• _PROMPT_
Please copy the records word for word, starting from the first line and going on through the line containing "- watermark: pomogalka.org: [327, 655, 435, 672]".

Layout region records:
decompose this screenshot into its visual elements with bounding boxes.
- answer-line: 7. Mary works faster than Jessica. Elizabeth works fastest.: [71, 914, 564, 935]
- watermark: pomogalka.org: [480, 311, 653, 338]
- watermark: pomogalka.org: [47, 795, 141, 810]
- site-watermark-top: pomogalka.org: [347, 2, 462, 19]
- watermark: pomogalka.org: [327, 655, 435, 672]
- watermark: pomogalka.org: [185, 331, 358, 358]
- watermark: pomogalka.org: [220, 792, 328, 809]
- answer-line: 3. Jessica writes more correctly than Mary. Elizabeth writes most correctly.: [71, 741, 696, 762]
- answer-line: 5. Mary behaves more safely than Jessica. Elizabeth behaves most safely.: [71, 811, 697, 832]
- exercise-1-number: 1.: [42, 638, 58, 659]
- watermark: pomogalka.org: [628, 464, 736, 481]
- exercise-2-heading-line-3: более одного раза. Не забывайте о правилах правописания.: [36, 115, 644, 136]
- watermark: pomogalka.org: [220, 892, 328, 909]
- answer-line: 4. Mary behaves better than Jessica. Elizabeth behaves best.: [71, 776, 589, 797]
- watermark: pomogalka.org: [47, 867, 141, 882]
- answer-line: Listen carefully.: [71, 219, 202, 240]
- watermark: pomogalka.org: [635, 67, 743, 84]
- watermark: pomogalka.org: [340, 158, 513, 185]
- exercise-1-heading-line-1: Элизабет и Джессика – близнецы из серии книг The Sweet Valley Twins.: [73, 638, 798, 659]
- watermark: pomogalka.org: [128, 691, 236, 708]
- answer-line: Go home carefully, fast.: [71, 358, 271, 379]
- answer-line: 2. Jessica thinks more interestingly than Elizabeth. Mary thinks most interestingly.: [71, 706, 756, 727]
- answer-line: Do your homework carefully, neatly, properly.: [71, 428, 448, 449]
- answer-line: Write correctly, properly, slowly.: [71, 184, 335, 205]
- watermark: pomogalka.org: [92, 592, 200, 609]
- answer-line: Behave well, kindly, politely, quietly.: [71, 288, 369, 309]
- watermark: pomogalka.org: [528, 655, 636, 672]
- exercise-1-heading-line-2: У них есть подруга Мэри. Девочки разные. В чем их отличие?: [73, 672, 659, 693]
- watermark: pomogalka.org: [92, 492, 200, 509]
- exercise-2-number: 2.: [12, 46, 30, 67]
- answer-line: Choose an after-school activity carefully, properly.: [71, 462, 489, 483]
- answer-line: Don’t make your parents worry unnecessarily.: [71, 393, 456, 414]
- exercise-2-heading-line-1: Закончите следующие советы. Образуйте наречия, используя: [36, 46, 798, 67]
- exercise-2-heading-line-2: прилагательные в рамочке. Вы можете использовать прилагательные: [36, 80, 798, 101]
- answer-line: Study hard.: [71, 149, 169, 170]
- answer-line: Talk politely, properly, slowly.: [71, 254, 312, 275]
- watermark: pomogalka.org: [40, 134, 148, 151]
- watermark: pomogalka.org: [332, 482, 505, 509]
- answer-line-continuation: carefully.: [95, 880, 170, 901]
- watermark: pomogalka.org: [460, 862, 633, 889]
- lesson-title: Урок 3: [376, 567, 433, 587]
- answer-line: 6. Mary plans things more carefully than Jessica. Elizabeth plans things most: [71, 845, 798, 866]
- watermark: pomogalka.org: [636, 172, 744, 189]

• _TASK SOLUTION_
decompose this screenshot into its visual elements with bounding boxes.
- answer-line: 7. Mary works faster than Jessica. Elizabeth works fastest.: [71, 914, 564, 935]
- watermark: pomogalka.org: [480, 311, 653, 338]
- watermark: pomogalka.org: [47, 795, 141, 810]
- site-watermark-top: pomogalka.org: [347, 2, 462, 19]
- watermark: pomogalka.org: [327, 655, 435, 672]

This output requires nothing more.